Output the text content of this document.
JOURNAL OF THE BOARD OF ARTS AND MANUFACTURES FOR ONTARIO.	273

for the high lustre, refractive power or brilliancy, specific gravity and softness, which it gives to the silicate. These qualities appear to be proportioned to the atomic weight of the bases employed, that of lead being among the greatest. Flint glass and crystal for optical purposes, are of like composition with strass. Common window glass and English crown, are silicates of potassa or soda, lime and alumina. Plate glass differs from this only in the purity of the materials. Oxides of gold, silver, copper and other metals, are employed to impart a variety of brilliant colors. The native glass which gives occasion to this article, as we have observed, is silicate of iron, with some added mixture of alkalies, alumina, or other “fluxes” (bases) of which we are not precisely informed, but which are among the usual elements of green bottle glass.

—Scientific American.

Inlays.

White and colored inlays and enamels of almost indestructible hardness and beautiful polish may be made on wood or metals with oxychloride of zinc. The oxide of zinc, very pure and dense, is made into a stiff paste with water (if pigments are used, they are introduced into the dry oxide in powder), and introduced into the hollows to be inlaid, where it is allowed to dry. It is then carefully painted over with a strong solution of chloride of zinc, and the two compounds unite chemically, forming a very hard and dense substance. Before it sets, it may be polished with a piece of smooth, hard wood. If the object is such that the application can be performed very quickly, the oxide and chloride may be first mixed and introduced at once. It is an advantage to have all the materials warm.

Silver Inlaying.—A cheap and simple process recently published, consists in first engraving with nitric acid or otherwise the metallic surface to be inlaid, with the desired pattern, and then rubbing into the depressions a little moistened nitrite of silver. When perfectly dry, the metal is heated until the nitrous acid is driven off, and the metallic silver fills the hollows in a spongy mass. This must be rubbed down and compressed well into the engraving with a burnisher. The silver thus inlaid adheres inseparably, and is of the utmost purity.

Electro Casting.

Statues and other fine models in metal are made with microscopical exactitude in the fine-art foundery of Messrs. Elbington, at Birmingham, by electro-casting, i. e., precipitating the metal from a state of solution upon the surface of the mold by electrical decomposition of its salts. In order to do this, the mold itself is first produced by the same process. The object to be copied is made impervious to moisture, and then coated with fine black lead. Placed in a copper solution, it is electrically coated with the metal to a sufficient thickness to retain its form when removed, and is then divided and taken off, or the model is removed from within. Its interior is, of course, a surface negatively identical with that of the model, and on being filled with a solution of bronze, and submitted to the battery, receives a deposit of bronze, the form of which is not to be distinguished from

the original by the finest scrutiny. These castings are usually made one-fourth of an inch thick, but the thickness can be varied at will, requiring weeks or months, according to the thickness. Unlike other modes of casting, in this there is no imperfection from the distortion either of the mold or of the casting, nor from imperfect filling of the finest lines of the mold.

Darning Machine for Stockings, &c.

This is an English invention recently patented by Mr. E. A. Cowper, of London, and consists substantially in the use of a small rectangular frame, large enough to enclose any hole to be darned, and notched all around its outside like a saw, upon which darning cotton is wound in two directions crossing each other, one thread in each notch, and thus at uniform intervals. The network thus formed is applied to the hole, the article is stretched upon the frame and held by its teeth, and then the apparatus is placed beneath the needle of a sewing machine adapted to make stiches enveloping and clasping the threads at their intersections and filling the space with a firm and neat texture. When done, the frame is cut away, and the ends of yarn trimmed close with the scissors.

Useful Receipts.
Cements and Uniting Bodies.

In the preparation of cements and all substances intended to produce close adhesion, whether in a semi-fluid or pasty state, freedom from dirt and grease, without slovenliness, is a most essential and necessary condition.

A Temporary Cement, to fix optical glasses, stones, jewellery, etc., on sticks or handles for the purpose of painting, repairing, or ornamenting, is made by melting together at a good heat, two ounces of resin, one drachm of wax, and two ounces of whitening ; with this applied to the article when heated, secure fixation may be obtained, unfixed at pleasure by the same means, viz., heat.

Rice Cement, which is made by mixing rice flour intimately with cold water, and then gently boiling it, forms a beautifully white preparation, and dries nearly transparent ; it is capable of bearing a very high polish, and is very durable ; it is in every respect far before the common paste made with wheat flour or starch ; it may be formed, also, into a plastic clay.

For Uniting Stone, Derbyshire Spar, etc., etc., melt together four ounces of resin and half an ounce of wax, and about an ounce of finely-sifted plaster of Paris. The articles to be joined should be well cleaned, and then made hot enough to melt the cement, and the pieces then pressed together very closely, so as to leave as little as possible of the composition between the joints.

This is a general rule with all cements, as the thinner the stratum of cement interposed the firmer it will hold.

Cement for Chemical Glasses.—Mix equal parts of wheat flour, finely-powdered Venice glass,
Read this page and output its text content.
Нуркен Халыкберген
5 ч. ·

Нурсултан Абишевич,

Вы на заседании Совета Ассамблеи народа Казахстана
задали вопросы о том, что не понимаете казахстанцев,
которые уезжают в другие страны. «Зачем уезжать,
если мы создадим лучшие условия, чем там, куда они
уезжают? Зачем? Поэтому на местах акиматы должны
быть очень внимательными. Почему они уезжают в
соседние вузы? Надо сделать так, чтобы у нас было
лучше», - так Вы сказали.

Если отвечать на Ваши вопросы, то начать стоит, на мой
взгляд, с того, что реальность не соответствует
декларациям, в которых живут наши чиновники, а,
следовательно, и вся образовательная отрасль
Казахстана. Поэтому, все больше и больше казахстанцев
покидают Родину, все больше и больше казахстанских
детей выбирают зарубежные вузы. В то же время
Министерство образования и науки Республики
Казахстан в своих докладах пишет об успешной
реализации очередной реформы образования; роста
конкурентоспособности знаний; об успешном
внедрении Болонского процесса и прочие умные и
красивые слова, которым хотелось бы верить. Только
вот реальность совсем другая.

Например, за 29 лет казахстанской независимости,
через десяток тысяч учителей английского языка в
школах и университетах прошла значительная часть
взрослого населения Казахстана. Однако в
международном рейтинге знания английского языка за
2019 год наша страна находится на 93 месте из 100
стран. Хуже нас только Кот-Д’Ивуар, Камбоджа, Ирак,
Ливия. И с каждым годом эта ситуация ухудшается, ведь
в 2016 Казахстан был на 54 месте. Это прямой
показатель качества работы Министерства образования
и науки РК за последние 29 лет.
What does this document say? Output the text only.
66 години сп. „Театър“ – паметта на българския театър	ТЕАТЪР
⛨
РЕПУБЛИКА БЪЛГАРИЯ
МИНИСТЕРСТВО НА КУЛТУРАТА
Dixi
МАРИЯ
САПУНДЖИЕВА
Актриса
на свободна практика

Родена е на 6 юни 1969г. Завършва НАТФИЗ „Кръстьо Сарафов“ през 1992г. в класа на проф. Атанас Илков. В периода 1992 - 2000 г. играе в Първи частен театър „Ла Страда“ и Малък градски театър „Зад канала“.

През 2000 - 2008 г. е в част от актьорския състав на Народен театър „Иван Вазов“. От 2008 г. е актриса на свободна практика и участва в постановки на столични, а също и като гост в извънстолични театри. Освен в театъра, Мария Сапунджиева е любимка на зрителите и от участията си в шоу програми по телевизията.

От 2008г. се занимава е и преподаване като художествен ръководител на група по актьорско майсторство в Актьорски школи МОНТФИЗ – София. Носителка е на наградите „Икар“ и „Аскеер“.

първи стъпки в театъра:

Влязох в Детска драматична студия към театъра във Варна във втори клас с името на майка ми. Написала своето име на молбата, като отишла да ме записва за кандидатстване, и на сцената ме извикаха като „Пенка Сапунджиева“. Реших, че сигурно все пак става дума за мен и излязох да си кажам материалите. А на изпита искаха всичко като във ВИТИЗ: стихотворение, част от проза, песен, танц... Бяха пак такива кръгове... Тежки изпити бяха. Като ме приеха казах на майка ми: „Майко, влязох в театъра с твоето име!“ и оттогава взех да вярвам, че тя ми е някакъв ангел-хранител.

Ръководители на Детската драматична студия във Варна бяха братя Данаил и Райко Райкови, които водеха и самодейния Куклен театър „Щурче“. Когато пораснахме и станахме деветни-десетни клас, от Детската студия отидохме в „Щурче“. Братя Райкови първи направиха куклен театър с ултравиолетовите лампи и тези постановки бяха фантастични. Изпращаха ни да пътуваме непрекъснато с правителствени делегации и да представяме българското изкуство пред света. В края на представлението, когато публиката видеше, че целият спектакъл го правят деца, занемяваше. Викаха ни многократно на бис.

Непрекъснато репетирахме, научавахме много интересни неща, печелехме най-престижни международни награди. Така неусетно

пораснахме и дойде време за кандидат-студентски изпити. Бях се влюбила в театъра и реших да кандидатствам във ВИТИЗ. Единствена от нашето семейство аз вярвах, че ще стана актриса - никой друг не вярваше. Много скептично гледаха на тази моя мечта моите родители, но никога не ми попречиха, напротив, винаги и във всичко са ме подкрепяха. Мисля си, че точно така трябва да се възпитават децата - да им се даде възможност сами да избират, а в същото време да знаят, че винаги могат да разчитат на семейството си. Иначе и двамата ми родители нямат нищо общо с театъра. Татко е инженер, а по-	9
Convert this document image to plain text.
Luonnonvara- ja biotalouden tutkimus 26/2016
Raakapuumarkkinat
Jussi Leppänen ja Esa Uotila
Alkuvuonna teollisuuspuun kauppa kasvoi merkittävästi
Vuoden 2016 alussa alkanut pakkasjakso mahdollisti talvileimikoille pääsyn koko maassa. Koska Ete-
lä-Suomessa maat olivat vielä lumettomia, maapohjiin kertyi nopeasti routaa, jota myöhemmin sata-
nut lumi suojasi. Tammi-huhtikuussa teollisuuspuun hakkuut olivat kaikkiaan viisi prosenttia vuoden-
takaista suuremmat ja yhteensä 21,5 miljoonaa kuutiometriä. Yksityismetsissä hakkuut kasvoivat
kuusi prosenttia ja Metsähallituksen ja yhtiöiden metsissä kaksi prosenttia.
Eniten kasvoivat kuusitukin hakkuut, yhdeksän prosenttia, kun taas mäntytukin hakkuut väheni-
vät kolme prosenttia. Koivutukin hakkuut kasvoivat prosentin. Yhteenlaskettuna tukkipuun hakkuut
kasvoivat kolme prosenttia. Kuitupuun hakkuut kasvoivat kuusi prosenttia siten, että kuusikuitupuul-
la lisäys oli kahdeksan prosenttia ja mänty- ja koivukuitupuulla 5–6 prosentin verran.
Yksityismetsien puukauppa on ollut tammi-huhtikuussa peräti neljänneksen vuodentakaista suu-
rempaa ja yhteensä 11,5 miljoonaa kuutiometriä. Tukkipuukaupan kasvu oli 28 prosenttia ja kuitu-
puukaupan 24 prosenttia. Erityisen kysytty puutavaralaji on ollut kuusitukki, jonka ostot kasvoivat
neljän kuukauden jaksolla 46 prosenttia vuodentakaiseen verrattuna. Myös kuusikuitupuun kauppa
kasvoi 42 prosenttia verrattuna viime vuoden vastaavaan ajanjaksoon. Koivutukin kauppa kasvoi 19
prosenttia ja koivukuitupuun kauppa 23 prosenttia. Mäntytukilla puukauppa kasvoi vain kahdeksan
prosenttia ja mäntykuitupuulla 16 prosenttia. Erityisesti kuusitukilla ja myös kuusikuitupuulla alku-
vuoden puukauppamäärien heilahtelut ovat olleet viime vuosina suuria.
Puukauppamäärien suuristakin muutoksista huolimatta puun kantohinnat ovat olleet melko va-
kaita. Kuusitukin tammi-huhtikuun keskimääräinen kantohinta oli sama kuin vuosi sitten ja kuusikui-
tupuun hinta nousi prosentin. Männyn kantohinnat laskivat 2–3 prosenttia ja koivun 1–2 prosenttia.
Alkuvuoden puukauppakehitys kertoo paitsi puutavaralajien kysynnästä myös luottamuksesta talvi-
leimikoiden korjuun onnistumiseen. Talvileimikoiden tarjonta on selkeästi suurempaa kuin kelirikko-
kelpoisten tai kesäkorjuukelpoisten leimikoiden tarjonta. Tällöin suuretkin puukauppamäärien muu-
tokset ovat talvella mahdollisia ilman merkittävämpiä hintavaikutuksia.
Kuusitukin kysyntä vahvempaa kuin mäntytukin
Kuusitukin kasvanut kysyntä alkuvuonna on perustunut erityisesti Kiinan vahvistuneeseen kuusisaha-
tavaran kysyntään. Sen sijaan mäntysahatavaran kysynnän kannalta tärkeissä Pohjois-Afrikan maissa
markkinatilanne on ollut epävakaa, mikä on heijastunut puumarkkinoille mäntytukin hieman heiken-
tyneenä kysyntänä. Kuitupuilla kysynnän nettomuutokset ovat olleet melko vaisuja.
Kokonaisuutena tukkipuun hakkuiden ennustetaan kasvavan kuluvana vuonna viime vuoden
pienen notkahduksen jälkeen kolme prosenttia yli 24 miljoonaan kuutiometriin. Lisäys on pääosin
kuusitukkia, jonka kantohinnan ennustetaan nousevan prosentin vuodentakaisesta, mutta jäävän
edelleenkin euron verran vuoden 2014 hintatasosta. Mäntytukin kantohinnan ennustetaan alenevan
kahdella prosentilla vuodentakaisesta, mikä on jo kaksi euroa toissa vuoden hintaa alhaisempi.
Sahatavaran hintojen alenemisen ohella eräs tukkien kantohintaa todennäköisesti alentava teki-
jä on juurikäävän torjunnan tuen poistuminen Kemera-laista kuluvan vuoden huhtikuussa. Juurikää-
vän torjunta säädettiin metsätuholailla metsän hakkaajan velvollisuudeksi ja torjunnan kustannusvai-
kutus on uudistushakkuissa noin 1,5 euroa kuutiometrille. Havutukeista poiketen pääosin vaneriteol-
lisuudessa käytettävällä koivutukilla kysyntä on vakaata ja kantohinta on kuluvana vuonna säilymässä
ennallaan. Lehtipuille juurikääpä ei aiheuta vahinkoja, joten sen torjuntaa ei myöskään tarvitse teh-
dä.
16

━━━━━━━━━━

Lines holding the word "state" in the entries above are the ones to pull out. Copy them all.

- **OUTPUT OF THE EXERCISE**
Statues and other fine models in metal are made with microscopical exactitude in the fine-art foundery of Messrs. Elbington, at Birmingham, by electro-casting, i. e., precipitating the metal from a state of solution upon the surface of the mold by electrical decomposition of its salts. In order to do this, the mold itself is first produced by the same process. The object to be copied is made impervious to moisture, and then coated with fine black lead. Placed in a copper solution, it is electrically coated with the metal to a sufficient thickness to retain its form when removed, and is then divided and taken off, or the model is removed from within. Its interior is, of course, a surface negatively identical with that of the model, and on being filled with a solution of bronze, and submitted to the battery, receives a deposit of bronze, the form of which is not to be distinguished from
In the preparation of cements and all substances intended to produce close adhesion, whether in a semi-fluid or pasty state, freedom from dirt and grease, without slovenliness, is a most essential and necessary condition.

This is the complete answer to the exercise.